**WHAT NEEDS TO BE DONE:** Repeat all the material exactly; pictures stay out of your copy.

**RECORDS FOR THE EXERCISE:**
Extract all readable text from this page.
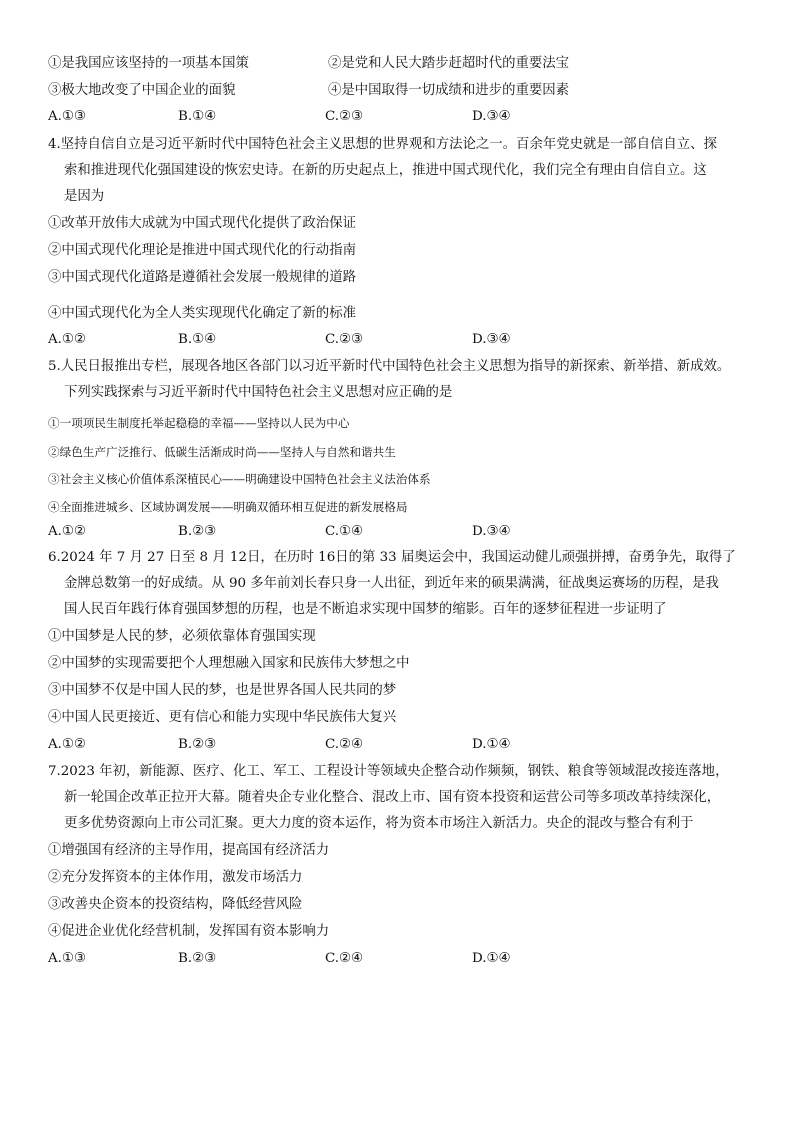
①是我国应该坚持的一项基本国策	②是党和人民大踏步赶超时代的重要法宝
③极大地改变了中国企业的面貌	④是中国取得一切成绩和进步的重要因素
A.①③	B.①④	C.②③	D.③④
4.坚持自信自立是习近平新时代中国特色社会主义思想的世界观和方法论之一。百余年党史就是一部自信自立、探
索和推进现代化强国建设的恢宏史诗。在新的历史起点上，推进中国式现代化，我们完全有理由自信自立。这
是因为
①改革开放伟大成就为中国式现代化提供了政治保证
②中国式现代化理论是推进中国式现代化的行动指南
③中国式现代化道路是遵循社会发展一般规律的道路
④中国式现代化为全人类实现现代化确定了新的标准
A.①②	B.①④	C.②③	D.③④
5.人民日报推出专栏，展现各地区各部门以习近平新时代中国特色社会主义思想为指导的新探索、新举措、新成效。
下列实践探索与习近平新时代中国特色社会主义思想对应正确的是
①一项项民生制度托举起稳稳的幸福——坚持以人民为中心
②绿色生产广泛推行、低碳生活渐成时尚——坚持人与自然和谐共生
③社会主义核心价值体系深植民心——明确建设中国特色社会主义法治体系
④全面推进城乡、区域协调发展——明确双循环相互促进的新发展格局
A.①②	B.②③	C.①④	D.③④
6.2024 年 7 月 27 日至 8 月 12日，在历时 16日的第 33 届奥运会中，我国运动健儿顽强拼搏，奋勇争先，取得了
金牌总数第一的好成绩。从 90 多年前刘长春只身一人出征，到近年来的硕果满满，征战奥运赛场的历程，是我
国人民百年践行体育强国梦想的历程，也是不断追求实现中国梦的缩影。百年的逐梦征程进一步证明了
①中国梦是人民的梦，必须依靠体育强国实现
②中国梦的实现需要把个人理想融入国家和民族伟大梦想之中
③中国梦不仅是中国人民的梦，也是世界各国人民共同的梦
④中国人民更接近、更有信心和能力实现中华民族伟大复兴
A.①②	B.②③	C.②④	D.①④
7.2023 年初，新能源、医疗、化工、军工、工程设计等领域央企整合动作频频，钢铁、粮食等领域混改接连落地，
新一轮国企改革正拉开大幕。随着央企专业化整合、混改上市、国有资本投资和运营公司等多项改革持续深化，
更多优势资源向上市公司汇聚。更大力度的资本运作，将为资本市场注入新活力。央企的混改与整合有利于
①增强国有经济的主导作用，提高国有经济活力
②充分发挥资本的主体作用，激发市场活力
③改善央企资本的投资结构，降低经营风险
④促进企业优化经营机制，发挥国有资本影响力
A.①③	B.②③	C.②④	D.①④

**THE RESULT:**
Extract all readable text from this page.
①是我国应该坚持的一项基本国策	②是党和人民大踏步赶超时代的重要法宝
③极大地改变了中国企业的面貌	④是中国取得一切成绩和进步的重要因素
A.①③	B.①④	C.②③	D.③④
4.坚持自信自立是习近平新时代中国特色社会主义思想的世界观和方法论之一。百余年党史就是一部自信自立、探
索和推进现代化强国建设的恢宏史诗。在新的历史起点上，推进中国式现代化，我们完全有理由自信自立。这
是因为
①改革开放伟大成就为中国式现代化提供了政治保证
②中国式现代化理论是推进中国式现代化的行动指南
③中国式现代化道路是遵循社会发展一般规律的道路
④中国式现代化为全人类实现现代化确定了新的标准
A.①②	B.①④	C.②③	D.③④
5.人民日报推出专栏，展现各地区各部门以习近平新时代中国特色社会主义思想为指导的新探索、新举措、新成效。
下列实践探索与习近平新时代中国特色社会主义思想对应正确的是
①一项项民生制度托举起稳稳的幸福——坚持以人民为中心
②绿色生产广泛推行、低碳生活渐成时尚——坚持人与自然和谐共生
③社会主义核心价值体系深植民心——明确建设中国特色社会主义法治体系
④全面推进城乡、区域协调发展——明确双循环相互促进的新发展格局
A.①②	B.②③	C.①④	D.③④
6.2024 年 7 月 27 日至 8 月 12日，在历时 16日的第 33 届奥运会中，我国运动健儿顽强拼搏，奋勇争先，取得了
金牌总数第一的好成绩。从 90 多年前刘长春只身一人出征，到近年来的硕果满满，征战奥运赛场的历程，是我
国人民百年践行体育强国梦想的历程，也是不断追求实现中国梦的缩影。百年的逐梦征程进一步证明了
①中国梦是人民的梦，必须依靠体育强国实现
②中国梦的实现需要把个人理想融入国家和民族伟大梦想之中
③中国梦不仅是中国人民的梦，也是世界各国人民共同的梦
④中国人民更接近、更有信心和能力实现中华民族伟大复兴
A.①②	B.②③	C.②④	D.①④
7.2023 年初，新能源、医疗、化工、军工、工程设计等领域央企整合动作频频，钢铁、粮食等领域混改接连落地，
新一轮国企改革正拉开大幕。随着央企专业化整合、混改上市、国有资本投资和运营公司等多项改革持续深化，
更多优势资源向上市公司汇聚。更大力度的资本运作，将为资本市场注入新活力。央企的混改与整合有利于
①增强国有经济的主导作用，提高国有经济活力
②充分发挥资本的主体作用，激发市场活力
③改善央企资本的投资结构，降低经营风险
④促进企业优化经营机制，发挥国有资本影响力
A.①③	B.②③	C.②④	D.①④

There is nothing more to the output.